> _Given instruction_
Go through the entries below and retype them exactly, omitting each picture.

── Extracted material ──

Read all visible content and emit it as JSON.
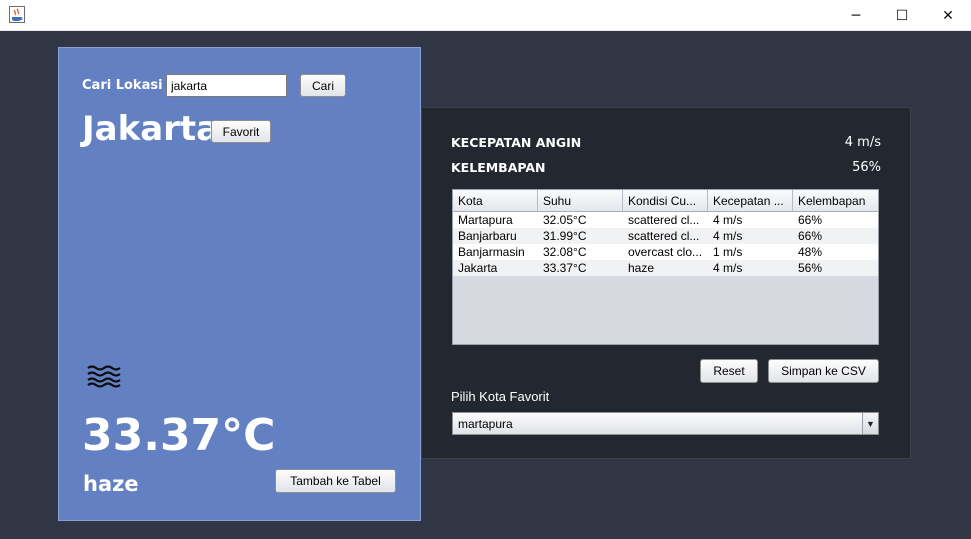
{
  "window": {
    "minimize": "─",
    "maximize": "☐",
    "close": "✕"
  },
  "search": {
    "label": "Cari Lokasi",
    "value": "jakarta",
    "button": "Cari"
  },
  "city": {
    "name": "Jakarta",
    "favorite_button": "Favorit"
  },
  "weather": {
    "icon": "haze-icon",
    "temperature": "33.37°C",
    "condition": "haze",
    "add_button": "Tambah ke Tabel"
  },
  "stats": {
    "wind_label": "KECEPATAN ANGIN",
    "wind_value": "4 m/s",
    "humidity_label": "KELEMBAPAN",
    "humidity_value": "56%"
  },
  "table": {
    "headers": [
      "Kota",
      "Suhu",
      "Kondisi Cu...",
      "Kecepatan ...",
      "Kelembapan"
    ],
    "rows": [
      [
        "Martapura",
        "32.05°C",
        "scattered cl...",
        "4 m/s",
        "66%"
      ],
      [
        "Banjarbaru",
        "31.99°C",
        "scattered cl...",
        "4 m/s",
        "66%"
      ],
      [
        "Banjarmasin",
        "32.08°C",
        "overcast clo...",
        "1 m/s",
        "48%"
      ],
      [
        "Jakarta",
        "33.37°C",
        "haze",
        "4 m/s",
        "56%"
      ]
    ]
  },
  "actions": {
    "reset": "Reset",
    "save_csv": "Simpan ke CSV"
  },
  "favorites": {
    "label": "Pilih Kota Favorit",
    "selected": "martapura",
    "arrow": "▼"
  },
  "colors": {
    "left_panel": "#6380c2",
    "right_panel": "#23272f",
    "background": "#313644"
  }
}
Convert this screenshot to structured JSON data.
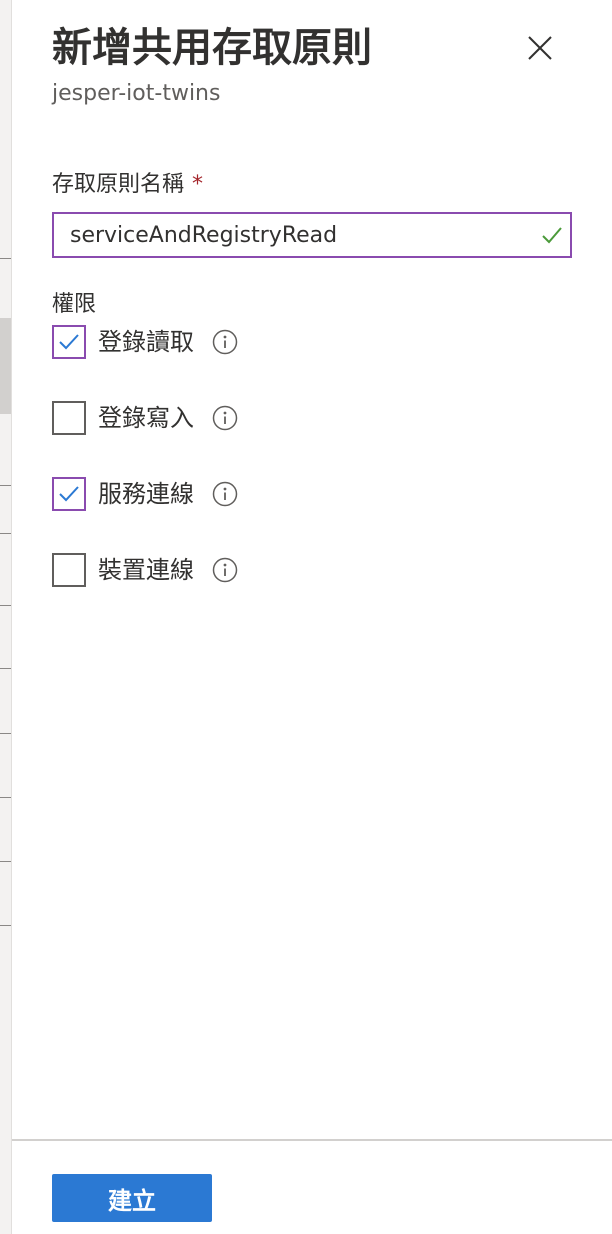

───

> _Worked solution_
Read all visible content and emit it as JSON.
{
  "window": {
    "minimize": "─",
    "maximize": "☐",
    "close": "✕"
  },
  "search": {
    "label": "Cari Lokasi",
    "value": "jakarta",
    "button": "Cari"
  },
  "city": {
    "name": "Jakarta",
    "favorite_button": "Favorit"
  },
  "weather": {
    "icon": "haze-icon",
    "temperature": "33.37°C",
    "condition": "haze",
    "add_button": "Tambah ke Tabel"
  },
  "stats": {
    "wind_label": "KECEPATAN ANGIN",
    "wind_value": "4 m/s",
    "humidity_label": "KELEMBAPAN",
    "humidity_value": "56%"
  },
  "table": {
    "headers": [
      "Kota",
      "Suhu",
      "Kondisi Cu...",
      "Kecepatan ...",
      "Kelembapan"
    ],
    "rows": [
      [
        "Martapura",
        "32.05°C",
        "scattered cl...",
        "4 m/s",
        "66%"
      ],
      [
        "Banjarbaru",
        "31.99°C",
        "scattered cl...",
        "4 m/s",
        "66%"
      ],
      [
        "Banjarmasin",
        "32.08°C",
        "overcast clo...",
        "1 m/s",
        "48%"
      ],
      [
        "Jakarta",
        "33.37°C",
        "haze",
        "4 m/s",
        "56%"
      ]
    ]
  },
  "actions": {
    "reset": "Reset",
    "save_csv": "Simpan ke CSV"
  },
  "favorites": {
    "label": "Pilih Kota Favorit",
    "selected": "martapura",
    "arrow": "▼"
  },
  "colors": {
    "left_panel": "#6380c2",
    "right_panel": "#23272f",
    "background": "#313644"
  }
}
Convert this screenshot to structured JSON data.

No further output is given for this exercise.